Brief:
All records below must be retyped exactly.

═════ Material provided

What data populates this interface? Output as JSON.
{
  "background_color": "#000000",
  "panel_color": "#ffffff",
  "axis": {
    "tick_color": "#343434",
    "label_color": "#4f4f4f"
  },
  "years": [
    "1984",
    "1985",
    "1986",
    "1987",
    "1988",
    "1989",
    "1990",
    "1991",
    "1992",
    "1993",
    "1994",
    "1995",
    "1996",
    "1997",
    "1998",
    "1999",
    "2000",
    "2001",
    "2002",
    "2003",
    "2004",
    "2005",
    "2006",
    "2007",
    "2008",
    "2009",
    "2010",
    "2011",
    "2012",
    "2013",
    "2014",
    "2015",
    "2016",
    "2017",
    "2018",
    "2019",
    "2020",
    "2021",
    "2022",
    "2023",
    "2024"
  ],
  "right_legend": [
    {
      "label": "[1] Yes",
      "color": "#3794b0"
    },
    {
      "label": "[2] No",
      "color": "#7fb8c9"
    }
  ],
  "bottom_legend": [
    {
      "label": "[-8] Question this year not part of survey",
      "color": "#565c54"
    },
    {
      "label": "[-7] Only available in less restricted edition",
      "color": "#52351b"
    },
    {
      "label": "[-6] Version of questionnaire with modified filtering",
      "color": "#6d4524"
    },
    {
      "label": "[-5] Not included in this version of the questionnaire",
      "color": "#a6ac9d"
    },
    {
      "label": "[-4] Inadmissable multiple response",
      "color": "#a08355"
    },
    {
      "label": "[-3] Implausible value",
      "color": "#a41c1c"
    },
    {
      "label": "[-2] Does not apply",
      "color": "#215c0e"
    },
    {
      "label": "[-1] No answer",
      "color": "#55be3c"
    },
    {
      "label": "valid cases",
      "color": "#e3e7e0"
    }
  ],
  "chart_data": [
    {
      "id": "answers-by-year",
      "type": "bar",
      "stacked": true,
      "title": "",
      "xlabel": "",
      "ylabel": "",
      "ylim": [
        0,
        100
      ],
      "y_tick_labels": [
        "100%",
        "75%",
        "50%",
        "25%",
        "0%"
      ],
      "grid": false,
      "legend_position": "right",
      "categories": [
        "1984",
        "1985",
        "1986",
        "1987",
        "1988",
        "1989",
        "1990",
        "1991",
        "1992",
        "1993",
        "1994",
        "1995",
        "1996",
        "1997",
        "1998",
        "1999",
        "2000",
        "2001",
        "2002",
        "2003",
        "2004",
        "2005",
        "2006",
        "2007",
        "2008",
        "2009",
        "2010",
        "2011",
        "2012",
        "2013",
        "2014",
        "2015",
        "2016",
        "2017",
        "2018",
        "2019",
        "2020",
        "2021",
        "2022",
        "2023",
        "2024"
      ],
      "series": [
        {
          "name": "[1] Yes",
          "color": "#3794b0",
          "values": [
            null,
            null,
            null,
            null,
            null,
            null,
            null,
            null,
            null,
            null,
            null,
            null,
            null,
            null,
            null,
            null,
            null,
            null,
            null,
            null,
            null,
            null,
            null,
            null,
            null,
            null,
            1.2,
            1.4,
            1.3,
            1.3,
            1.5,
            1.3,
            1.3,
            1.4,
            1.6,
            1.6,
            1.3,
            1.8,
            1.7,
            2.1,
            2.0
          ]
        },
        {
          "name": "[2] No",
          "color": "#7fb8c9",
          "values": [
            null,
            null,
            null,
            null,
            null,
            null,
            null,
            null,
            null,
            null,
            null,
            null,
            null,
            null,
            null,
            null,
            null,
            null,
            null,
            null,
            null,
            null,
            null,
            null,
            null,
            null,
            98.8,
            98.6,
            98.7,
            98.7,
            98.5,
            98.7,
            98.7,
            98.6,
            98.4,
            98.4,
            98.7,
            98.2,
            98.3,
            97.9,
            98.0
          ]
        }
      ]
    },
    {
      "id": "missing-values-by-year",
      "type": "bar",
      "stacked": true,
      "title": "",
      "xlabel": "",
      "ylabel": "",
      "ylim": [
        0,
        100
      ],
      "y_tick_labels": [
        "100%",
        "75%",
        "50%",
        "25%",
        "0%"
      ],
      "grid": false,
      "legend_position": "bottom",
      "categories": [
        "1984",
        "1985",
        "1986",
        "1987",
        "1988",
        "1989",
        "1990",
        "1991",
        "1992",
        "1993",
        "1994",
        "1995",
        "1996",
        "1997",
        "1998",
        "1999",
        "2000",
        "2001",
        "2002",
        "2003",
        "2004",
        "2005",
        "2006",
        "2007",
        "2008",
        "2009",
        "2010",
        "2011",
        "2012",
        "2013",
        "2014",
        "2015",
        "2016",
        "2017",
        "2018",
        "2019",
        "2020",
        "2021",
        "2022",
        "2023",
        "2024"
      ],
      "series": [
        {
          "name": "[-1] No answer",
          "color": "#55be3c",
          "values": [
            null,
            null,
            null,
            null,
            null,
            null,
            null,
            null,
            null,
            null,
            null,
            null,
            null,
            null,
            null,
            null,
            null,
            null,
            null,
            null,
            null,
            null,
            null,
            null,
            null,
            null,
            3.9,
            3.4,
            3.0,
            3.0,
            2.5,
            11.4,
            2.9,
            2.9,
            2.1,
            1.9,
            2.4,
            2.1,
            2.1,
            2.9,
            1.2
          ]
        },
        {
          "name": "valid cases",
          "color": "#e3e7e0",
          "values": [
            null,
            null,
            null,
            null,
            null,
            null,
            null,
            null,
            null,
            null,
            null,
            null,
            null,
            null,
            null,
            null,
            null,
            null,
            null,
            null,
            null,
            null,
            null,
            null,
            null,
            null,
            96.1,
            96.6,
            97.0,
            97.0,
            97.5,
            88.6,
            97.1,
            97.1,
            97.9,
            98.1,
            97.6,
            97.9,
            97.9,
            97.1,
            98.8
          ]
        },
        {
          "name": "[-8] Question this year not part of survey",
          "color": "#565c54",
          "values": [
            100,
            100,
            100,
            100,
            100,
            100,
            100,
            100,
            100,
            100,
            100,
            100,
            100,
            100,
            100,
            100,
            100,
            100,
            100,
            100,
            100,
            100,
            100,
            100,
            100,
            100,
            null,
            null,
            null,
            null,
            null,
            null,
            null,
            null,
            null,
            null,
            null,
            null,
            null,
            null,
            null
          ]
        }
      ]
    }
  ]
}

══════════

Task solution:
What data populates this interface? Output as JSON.
{
  "background_color": "#000000",
  "panel_color": "#ffffff",
  "axis": {
    "tick_color": "#343434",
    "label_color": "#4f4f4f"
  },
  "years": [
    "1984",
    "1985",
    "1986",
    "1987",
    "1988",
    "1989",
    "1990",
    "1991",
    "1992",
    "1993",
    "1994",
    "1995",
    "1996",
    "1997",
    "1998",
    "1999",
    "2000",
    "2001",
    "2002",
    "2003",
    "2004",
    "2005",
    "2006",
    "2007",
    "2008",
    "2009",
    "2010",
    "2011",
    "2012",
    "2013",
    "2014",
    "2015",
    "2016",
    "2017",
    "2018",
    "2019",
    "2020",
    "2021",
    "2022",
    "2023",
    "2024"
  ],
  "right_legend": [
    {
      "label": "[1] Yes",
      "color": "#3794b0"
    },
    {
      "label": "[2] No",
      "color": "#7fb8c9"
    }
  ],
  "bottom_legend": [
    {
      "label": "[-8] Question this year not part of survey",
      "color": "#565c54"
    },
    {
      "label": "[-7] Only available in less restricted edition",
      "color": "#52351b"
    },
    {
      "label": "[-6] Version of questionnaire with modified filtering",
      "color": "#6d4524"
    },
    {
      "label": "[-5] Not included in this version of the questionnaire",
      "color": "#a6ac9d"
    },
    {
      "label": "[-4] Inadmissable multiple response",
      "color": "#a08355"
    },
    {
      "label": "[-3] Implausible value",
      "color": "#a41c1c"
    },
    {
      "label": "[-2] Does not apply",
      "color": "#215c0e"
    },
    {
      "label": "[-1] No answer",
      "color": "#55be3c"
    },
    {
      "label": "valid cases",
      "color": "#e3e7e0"
    }
  ],
  "chart_data": [
    {
      "id": "answers-by-year",
      "type": "bar",
      "stacked": true,
      "title": "",
      "xlabel": "",
      "ylabel": "",
      "ylim": [
        0,
        100
      ],
      "y_tick_labels": [
        "100%",
        "75%",
        "50%",
        "25%",
        "0%"
      ],
      "grid": false,
      "legend_position": "right",
      "categories": [
        "1984",
        "1985",
        "1986",
        "1987",
        "1988",
        "1989",
        "1990",
        "1991",
        "1992",
        "1993",
        "1994",
        "1995",
        "1996",
        "1997",
        "1998",
        "1999",
        "2000",
        "2001",
        "2002",
        "2003",
        "2004",
        "2005",
        "2006",
        "2007",
        "2008",
        "2009",
        "2010",
        "2011",
        "2012",
        "2013",
        "2014",
        "2015",
        "2016",
        "2017",
        "2018",
        "2019",
        "2020",
        "2021",
        "2022",
        "2023",
        "2024"
      ],
      "series": [
        {
          "name": "[1] Yes",
          "color": "#3794b0",
          "values": [
            null,
            null,
            null,
            null,
            null,
            null,
            null,
            null,
            null,
            null,
            null,
            null,
            null,
            null,
            null,
            null,
            null,
            null,
            null,
            null,
            null,
            null,
            null,
            null,
            null,
            null,
            1.2,
            1.4,
            1.3,
            1.3,
            1.5,
            1.3,
            1.3,
            1.4,
            1.6,
            1.6,
            1.3,
            1.8,
            1.7,
            2.1,
            2.0
          ]
        },
        {
          "name": "[2] No",
          "color": "#7fb8c9",
          "values": [
            null,
            null,
            null,
            null,
            null,
            null,
            null,
            null,
            null,
            null,
            null,
            null,
            null,
            null,
            null,
            null,
            null,
            null,
            null,
            null,
            null,
            null,
            null,
            null,
            null,
            null,
            98.8,
            98.6,
            98.7,
            98.7,
            98.5,
            98.7,
            98.7,
            98.6,
            98.4,
            98.4,
            98.7,
            98.2,
            98.3,
            97.9,
            98.0
          ]
        }
      ]
    },
    {
      "id": "missing-values-by-year",
      "type": "bar",
      "stacked": true,
      "title": "",
      "xlabel": "",
      "ylabel": "",
      "ylim": [
        0,
        100
      ],
      "y_tick_labels": [
        "100%",
        "75%",
        "50%",
        "25%",
        "0%"
      ],
      "grid": false,
      "legend_position": "bottom",
      "categories": [
        "1984",
        "1985",
        "1986",
        "1987",
        "1988",
        "1989",
        "1990",
        "1991",
        "1992",
        "1993",
        "1994",
        "1995",
        "1996",
        "1997",
        "1998",
        "1999",
        "2000",
        "2001",
        "2002",
        "2003",
        "2004",
        "2005",
        "2006",
        "2007",
        "2008",
        "2009",
        "2010",
        "2011",
        "2012",
        "2013",
        "2014",
        "2015",
        "2016",
        "2017",
        "2018",
        "2019",
        "2020",
        "2021",
        "2022",
        "2023",
        "2024"
      ],
      "series": [
        {
          "name": "[-1] No answer",
          "color": "#55be3c",
          "values": [
            null,
            null,
            null,
            null,
            null,
            null,
            null,
            null,
            null,
            null,
            null,
            null,
            null,
            null,
            null,
            null,
            null,
            null,
            null,
            null,
            null,
            null,
            null,
            null,
            null,
            null,
            3.9,
            3.4,
            3.0,
            3.0,
            2.5,
            11.4,
            2.9,
            2.9,
            2.1,
            1.9,
            2.4,
            2.1,
            2.1,
            2.9,
            1.2
          ]
        },
        {
          "name": "valid cases",
          "color": "#e3e7e0",
          "values": [
            null,
            null,
            null,
            null,
            null,
            null,
            null,
            null,
            null,
            null,
            null,
            null,
            null,
            null,
            null,
            null,
            null,
            null,
            null,
            null,
            null,
            null,
            null,
            null,
            null,
            null,
            96.1,
            96.6,
            97.0,
            97.0,
            97.5,
            88.6,
            97.1,
            97.1,
            97.9,
            98.1,
            97.6,
            97.9,
            97.9,
            97.1,
            98.8
          ]
        },
        {
          "name": "[-8] Question this year not part of survey",
          "color": "#565c54",
          "values": [
            100,
            100,
            100,
            100,
            100,
            100,
            100,
            100,
            100,
            100,
            100,
            100,
            100,
            100,
            100,
            100,
            100,
            100,
            100,
            100,
            100,
            100,
            100,
            100,
            100,
            100,
            null,
            null,
            null,
            null,
            null,
            null,
            null,
            null,
            null,
            null,
            null,
            null,
            null,
            null,
            null
          ]
        }
      ]
    }
  ]
}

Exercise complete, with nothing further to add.